**WRITTEN PROBLEM**
Going through the material below, please gather all lines with the word "striata" in them.

[Source records]
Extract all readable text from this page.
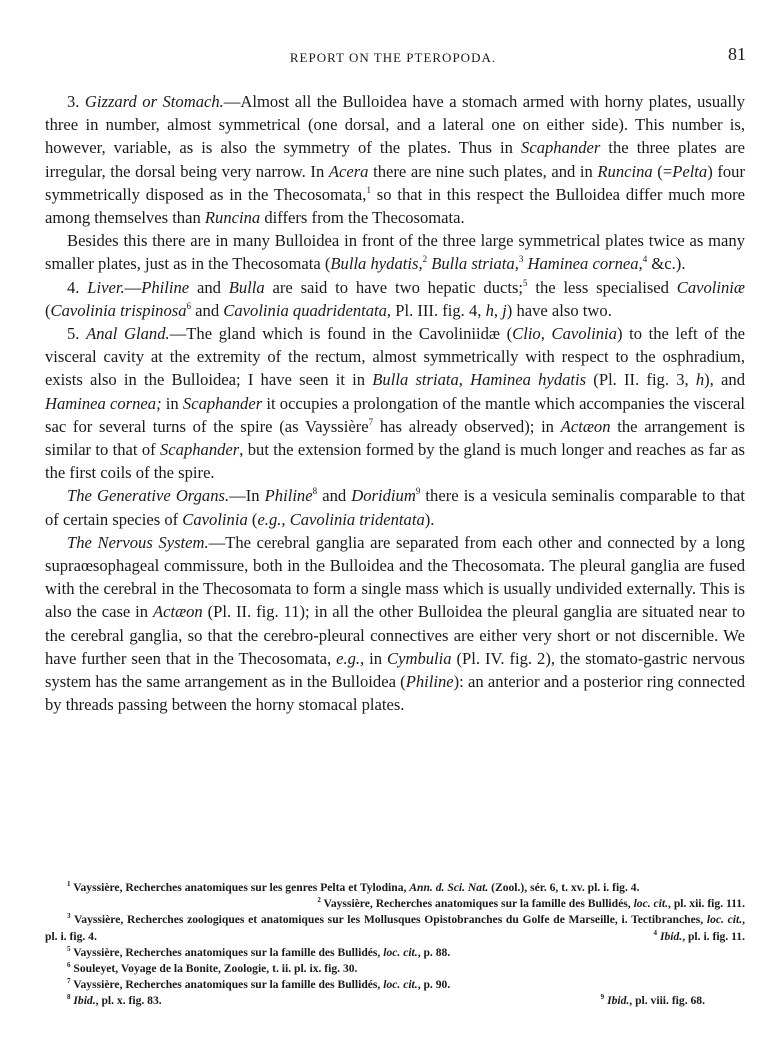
REPORT ON THE PTEROPODA.	81

3. Gizzard or Stomach.—Almost all the Bulloidea have a stomach armed with horny plates, usually three in number, almost symmetrical (one dorsal, and a lateral one on either side). This number is, however, variable, as is also the symmetry of the plates. Thus in Scaphander the three plates are irregular, the dorsal being very narrow. In Acera there are nine such plates, and in Runcina (=Pelta) four symmetrically disposed as in the Thecosomata,$^1$ so that in this respect the Bulloidea differ much more among themselves than Runcina differs from the Thecosomata.

Besides this there are in many Bulloidea in front of the three large symmetrical plates twice as many smaller plates, just as in the Thecosomata (Bulla hydatis,$^2$ Bulla striata,$^3$ Haminea cornea,$^4$ &c.).

4. Liver.—Philine and Bulla are said to have two hepatic ducts;$^5$ the less specialised Cavoliniæ (Cavolinia trispinosa$^6$ and Cavolinia quadridentata, Pl. III. fig. 4, h, j) have also two.

5. Anal Gland.—The gland which is found in the Cavoliniidæ (Clio, Cavolinia) to the left of the visceral cavity at the extremity of the rectum, almost symmetrically with respect to the osphradium, exists also in the Bulloidea; I have seen it in Bulla striata, Haminea hydatis (Pl. II. fig. 3, h), and Haminea cornea; in Scaphander it occupies a prolongation of the mantle which accompanies the visceral sac for several turns of the spire (as Vayssière$^7$ has already observed); in Actæon the arrangement is similar to that of Scaphander, but the extension formed by the gland is much longer and reaches as far as the first coils of the spire.

The Generative Organs.—In Philine$^8$ and Doridium$^9$ there is a vesicula seminalis comparable to that of certain species of Cavolinia (e.g., Cavolinia tridentata).

The Nervous System.—The cerebral ganglia are separated from each other and connected by a long supraœsophageal commissure, both in the Bulloidea and the Thecosomata. The pleural ganglia are fused with the cerebral in the Thecosomata to form a single mass which is usually undivided externally. This is also the case in Actæon (Pl. II. fig. 11); in all the other Bulloidea the pleural ganglia are situated near to the cerebral ganglia, so that the cerebro-pleural connectives are either very short or not discernible. We have further seen that in the Thecosomata, e.g., in Cymbulia (Pl. IV. fig. 2), the stomato-gastric nervous system has the same arrangement as in the Bulloidea (Philine): an anterior and a posterior ring connected by threads passing between the horny stomacal plates.

$^1$ Vayssière, Recherches anatomiques sur les genres Pelta et Tylodina, Ann. d. Sci. Nat. (Zool.), sér. 6, t. xv. pl. i. fig. 4.

$^2$ Vayssière, Recherches anatomiques sur la famille des Bullidés, loc. cit., pl. xii. fig. 111.

$^3$ Vayssière, Recherches zoologiques et anatomiques sur les Mollusques Opistobranches du Golfe de Marseille, i. Tectibranches, loc. cit., pl. i. fig. 4.	$^4$ Ibid., pl. i. fig. 11.

$^5$ Vayssière, Recherches anatomiques sur la famille des Bullidés, loc. cit., p. 88.

$^6$ Souleyet, Voyage de la Bonite, Zoologie, t. ii. pl. ix. fig. 30.

$^7$ Vayssière, Recherches anatomiques sur la famille des Bullidés, loc. cit., p. 90.

$^8$ Ibid., pl. x. fig. 83.	$^9$ Ibid., pl. viii. fig. 68.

**ANSWER**
Besides this there are in many Bulloidea in front of the three large symmetrical plates twice as many smaller plates, just as in the Thecosomata (Bulla hydatis,$^2$ Bulla striata,$^3$ Haminea cornea,$^4$ &c.).
5. Anal Gland.—The gland which is found in the Cavoliniidæ (Clio, Cavolinia) to the left of the visceral cavity at the extremity of the rectum, almost symmetrically with respect to the osphradium, exists also in the Bulloidea; I have seen it in Bulla striata, Haminea hydatis (Pl. II. fig. 3, h), and Haminea cornea; in Scaphander it occupies a prolongation of the mantle which accompanies the visceral sac for several turns of the spire (as Vayssière$^7$ has already observed); in Actæon the arrangement is similar to that of Scaphander, but the extension formed by the gland is much longer and reaches as far as the first coils of the spire.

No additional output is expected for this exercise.